### EXERCISE BRIEF
Find the lines of data that contain the string "панель", then list them.
─── GIVEN DATA ───
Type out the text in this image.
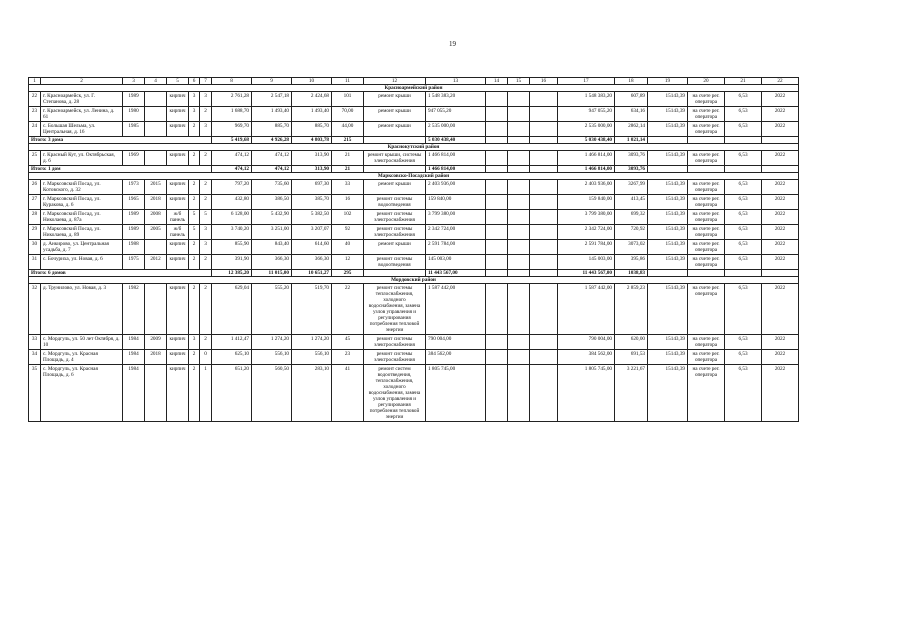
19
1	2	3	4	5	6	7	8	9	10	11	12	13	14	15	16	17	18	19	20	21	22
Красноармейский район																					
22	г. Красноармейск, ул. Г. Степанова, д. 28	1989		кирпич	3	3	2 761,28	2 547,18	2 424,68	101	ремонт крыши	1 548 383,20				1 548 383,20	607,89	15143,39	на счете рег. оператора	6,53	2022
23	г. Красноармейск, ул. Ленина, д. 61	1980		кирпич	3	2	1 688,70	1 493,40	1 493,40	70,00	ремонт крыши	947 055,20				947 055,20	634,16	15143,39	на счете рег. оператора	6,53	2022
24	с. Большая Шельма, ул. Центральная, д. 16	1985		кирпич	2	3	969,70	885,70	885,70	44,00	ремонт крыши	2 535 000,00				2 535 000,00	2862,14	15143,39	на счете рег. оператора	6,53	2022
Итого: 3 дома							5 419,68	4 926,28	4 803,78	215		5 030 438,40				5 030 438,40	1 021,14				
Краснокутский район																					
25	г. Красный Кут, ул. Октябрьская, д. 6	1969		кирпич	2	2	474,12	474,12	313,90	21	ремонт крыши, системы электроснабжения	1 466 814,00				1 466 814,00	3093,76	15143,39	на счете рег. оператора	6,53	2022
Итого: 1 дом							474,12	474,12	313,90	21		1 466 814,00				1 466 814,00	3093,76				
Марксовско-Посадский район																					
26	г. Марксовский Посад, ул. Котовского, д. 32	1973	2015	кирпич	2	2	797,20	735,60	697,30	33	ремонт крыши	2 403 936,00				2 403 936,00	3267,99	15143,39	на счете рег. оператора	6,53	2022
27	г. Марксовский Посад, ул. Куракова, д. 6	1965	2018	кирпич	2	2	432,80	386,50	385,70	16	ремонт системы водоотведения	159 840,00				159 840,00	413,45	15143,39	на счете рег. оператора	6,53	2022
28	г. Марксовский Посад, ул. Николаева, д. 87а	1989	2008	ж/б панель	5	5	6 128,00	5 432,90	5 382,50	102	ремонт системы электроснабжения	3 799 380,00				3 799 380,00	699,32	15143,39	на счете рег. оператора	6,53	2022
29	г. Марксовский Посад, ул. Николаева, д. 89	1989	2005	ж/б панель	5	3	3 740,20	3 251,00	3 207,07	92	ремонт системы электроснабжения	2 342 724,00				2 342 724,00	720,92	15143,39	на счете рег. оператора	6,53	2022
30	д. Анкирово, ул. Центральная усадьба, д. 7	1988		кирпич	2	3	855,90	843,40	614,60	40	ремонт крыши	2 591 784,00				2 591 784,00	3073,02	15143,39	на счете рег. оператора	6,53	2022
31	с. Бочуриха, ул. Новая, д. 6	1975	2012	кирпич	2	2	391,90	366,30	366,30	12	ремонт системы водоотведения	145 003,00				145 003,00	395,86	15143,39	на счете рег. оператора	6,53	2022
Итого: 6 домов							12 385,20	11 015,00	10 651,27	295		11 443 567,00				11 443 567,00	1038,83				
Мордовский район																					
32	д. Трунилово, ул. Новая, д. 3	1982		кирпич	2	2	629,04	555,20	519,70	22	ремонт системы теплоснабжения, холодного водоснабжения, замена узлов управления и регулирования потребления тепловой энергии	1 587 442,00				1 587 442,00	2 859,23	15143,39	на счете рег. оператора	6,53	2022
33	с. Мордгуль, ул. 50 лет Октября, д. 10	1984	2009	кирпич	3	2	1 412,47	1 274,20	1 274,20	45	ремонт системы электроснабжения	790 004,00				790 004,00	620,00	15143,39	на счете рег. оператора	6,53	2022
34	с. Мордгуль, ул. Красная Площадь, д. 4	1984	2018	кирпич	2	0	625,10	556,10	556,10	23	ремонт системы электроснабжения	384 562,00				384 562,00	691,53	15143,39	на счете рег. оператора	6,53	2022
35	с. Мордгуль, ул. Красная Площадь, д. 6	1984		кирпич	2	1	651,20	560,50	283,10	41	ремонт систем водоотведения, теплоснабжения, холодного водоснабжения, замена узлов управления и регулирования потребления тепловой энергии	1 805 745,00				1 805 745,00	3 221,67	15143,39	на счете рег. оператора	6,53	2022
───
─── GIVEN DATA ───
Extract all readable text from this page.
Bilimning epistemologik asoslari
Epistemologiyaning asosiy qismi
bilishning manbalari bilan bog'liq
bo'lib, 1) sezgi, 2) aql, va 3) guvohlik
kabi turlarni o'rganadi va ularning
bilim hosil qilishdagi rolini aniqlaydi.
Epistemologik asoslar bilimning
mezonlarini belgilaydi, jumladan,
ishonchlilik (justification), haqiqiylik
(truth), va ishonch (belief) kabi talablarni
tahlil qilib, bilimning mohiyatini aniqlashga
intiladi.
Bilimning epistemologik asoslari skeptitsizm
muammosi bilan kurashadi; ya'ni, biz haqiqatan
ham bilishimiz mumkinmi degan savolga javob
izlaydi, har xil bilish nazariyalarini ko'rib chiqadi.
───
### FINAL RESULT
28	г. Марксовский Посад, ул. Николаева, д. 87а	1989	2008	ж/б панель	5	5	6 128,00	5 432,90	5 382,50	102	ремонт системы электроснабжения	3 799 380,00				3 799 380,00	699,32	15143,39	на счете рег. оператора	6,53	2022
29	г. Марксовский Посад, ул. Николаева, д. 89	1989	2005	ж/б панель	5	3	3 740,20	3 251,00	3 207,07	92	ремонт системы электроснабжения	2 342 724,00				2 342 724,00	720,92	15143,39	на счете рег. оператора	6,53	2022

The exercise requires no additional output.